_AVAILABLE DATA_
=======
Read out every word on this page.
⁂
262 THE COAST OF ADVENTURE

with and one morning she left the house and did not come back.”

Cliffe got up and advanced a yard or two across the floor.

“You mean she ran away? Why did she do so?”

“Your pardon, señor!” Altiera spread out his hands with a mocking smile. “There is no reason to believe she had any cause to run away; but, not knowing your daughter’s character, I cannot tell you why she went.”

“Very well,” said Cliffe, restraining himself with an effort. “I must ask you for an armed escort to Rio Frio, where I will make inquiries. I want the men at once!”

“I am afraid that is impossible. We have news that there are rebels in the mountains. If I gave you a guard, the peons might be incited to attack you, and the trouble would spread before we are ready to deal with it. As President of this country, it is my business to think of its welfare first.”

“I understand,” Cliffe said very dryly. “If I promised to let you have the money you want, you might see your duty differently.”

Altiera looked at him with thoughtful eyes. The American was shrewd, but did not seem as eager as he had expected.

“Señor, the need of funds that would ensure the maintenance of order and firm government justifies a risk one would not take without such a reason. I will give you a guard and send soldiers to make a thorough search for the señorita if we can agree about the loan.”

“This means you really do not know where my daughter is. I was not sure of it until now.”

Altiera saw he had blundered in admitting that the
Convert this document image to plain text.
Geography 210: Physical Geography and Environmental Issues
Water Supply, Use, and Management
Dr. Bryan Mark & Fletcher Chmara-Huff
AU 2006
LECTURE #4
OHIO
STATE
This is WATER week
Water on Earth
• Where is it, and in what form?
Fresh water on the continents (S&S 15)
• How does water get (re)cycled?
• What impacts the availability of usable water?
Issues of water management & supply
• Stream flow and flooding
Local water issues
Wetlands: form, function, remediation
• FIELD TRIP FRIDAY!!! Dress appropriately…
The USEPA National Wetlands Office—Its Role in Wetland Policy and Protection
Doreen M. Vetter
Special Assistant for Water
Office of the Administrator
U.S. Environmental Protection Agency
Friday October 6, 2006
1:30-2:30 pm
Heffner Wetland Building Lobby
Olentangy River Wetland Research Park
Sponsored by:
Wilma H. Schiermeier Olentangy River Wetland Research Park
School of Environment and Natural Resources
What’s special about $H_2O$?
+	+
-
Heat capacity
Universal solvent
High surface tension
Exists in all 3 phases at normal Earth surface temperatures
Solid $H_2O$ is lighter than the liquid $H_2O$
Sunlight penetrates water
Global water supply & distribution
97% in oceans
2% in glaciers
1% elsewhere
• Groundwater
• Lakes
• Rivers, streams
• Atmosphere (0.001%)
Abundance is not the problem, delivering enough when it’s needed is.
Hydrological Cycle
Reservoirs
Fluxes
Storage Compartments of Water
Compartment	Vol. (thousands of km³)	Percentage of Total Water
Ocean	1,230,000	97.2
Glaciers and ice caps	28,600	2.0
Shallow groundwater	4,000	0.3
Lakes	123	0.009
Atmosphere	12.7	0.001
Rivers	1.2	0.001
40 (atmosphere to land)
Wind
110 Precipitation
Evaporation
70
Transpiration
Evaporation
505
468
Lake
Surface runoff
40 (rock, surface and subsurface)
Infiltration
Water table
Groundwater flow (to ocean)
=======
_THE EXERCISE_
Repeat all the entries word for word.

_RESULT_
Read out every word on this page.
⁂
262 THE COAST OF ADVENTURE

with and one morning she left the house and did not come back.”

Cliffe got up and advanced a yard or two across the floor.

“You mean she ran away? Why did she do so?”

“Your pardon, señor!” Altiera spread out his hands with a mocking smile. “There is no reason to believe she had any cause to run away; but, not knowing your daughter’s character, I cannot tell you why she went.”

“Very well,” said Cliffe, restraining himself with an effort. “I must ask you for an armed escort to Rio Frio, where I will make inquiries. I want the men at once!”

“I am afraid that is impossible. We have news that there are rebels in the mountains. If I gave you a guard, the peons might be incited to attack you, and the trouble would spread before we are ready to deal with it. As President of this country, it is my business to think of its welfare first.”

“I understand,” Cliffe said very dryly. “If I promised to let you have the money you want, you might see your duty differently.”

Altiera looked at him with thoughtful eyes. The American was shrewd, but did not seem as eager as he had expected.

“Señor, the need of funds that would ensure the maintenance of order and firm government justifies a risk one would not take without such a reason. I will give you a guard and send soldiers to make a thorough search for the señorita if we can agree about the loan.”

“This means you really do not know where my daughter is. I was not sure of it until now.”

Altiera saw he had blundered in admitting that the
Convert this document image to plain text.
Geography 210: Physical Geography and Environmental Issues
Water Supply, Use, and Management
Dr. Bryan Mark & Fletcher Chmara-Huff
AU 2006
LECTURE #4
OHIO
STATE
This is WATER week
Water on Earth
• Where is it, and in what form?
Fresh water on the continents (S&S 15)
• How does water get (re)cycled?
• What impacts the availability of usable water?
Issues of water management & supply
• Stream flow and flooding
Local water issues
Wetlands: form, function, remediation
• FIELD TRIP FRIDAY!!! Dress appropriately…
The USEPA National Wetlands Office—Its Role in Wetland Policy and Protection
Doreen M. Vetter
Special Assistant for Water
Office of the Administrator
U.S. Environmental Protection Agency
Friday October 6, 2006
1:30-2:30 pm
Heffner Wetland Building Lobby
Olentangy River Wetland Research Park
Sponsored by:
Wilma H. Schiermeier Olentangy River Wetland Research Park
School of Environment and Natural Resources
What’s special about $H_2O$?
+	+
-
Heat capacity
Universal solvent
High surface tension
Exists in all 3 phases at normal Earth surface temperatures
Solid $H_2O$ is lighter than the liquid $H_2O$
Sunlight penetrates water
Global water supply & distribution
97% in oceans
2% in glaciers
1% elsewhere
• Groundwater
• Lakes
• Rivers, streams
• Atmosphere (0.001%)
Abundance is not the problem, delivering enough when it’s needed is.
Hydrological Cycle
Reservoirs
Fluxes
Storage Compartments of Water
Compartment	Vol. (thousands of km³)	Percentage of Total Water
Ocean	1,230,000	97.2
Glaciers and ice caps	28,600	2.0
Shallow groundwater	4,000	0.3
Lakes	123	0.009
Atmosphere	12.7	0.001
Rivers	1.2	0.001
40 (atmosphere to land)
Wind
110 Precipitation
Evaporation
70
Transpiration
Evaporation
505
468
Lake
Surface runoff
40 (rock, surface and subsurface)
Infiltration
Water table
Groundwater flow (to ocean)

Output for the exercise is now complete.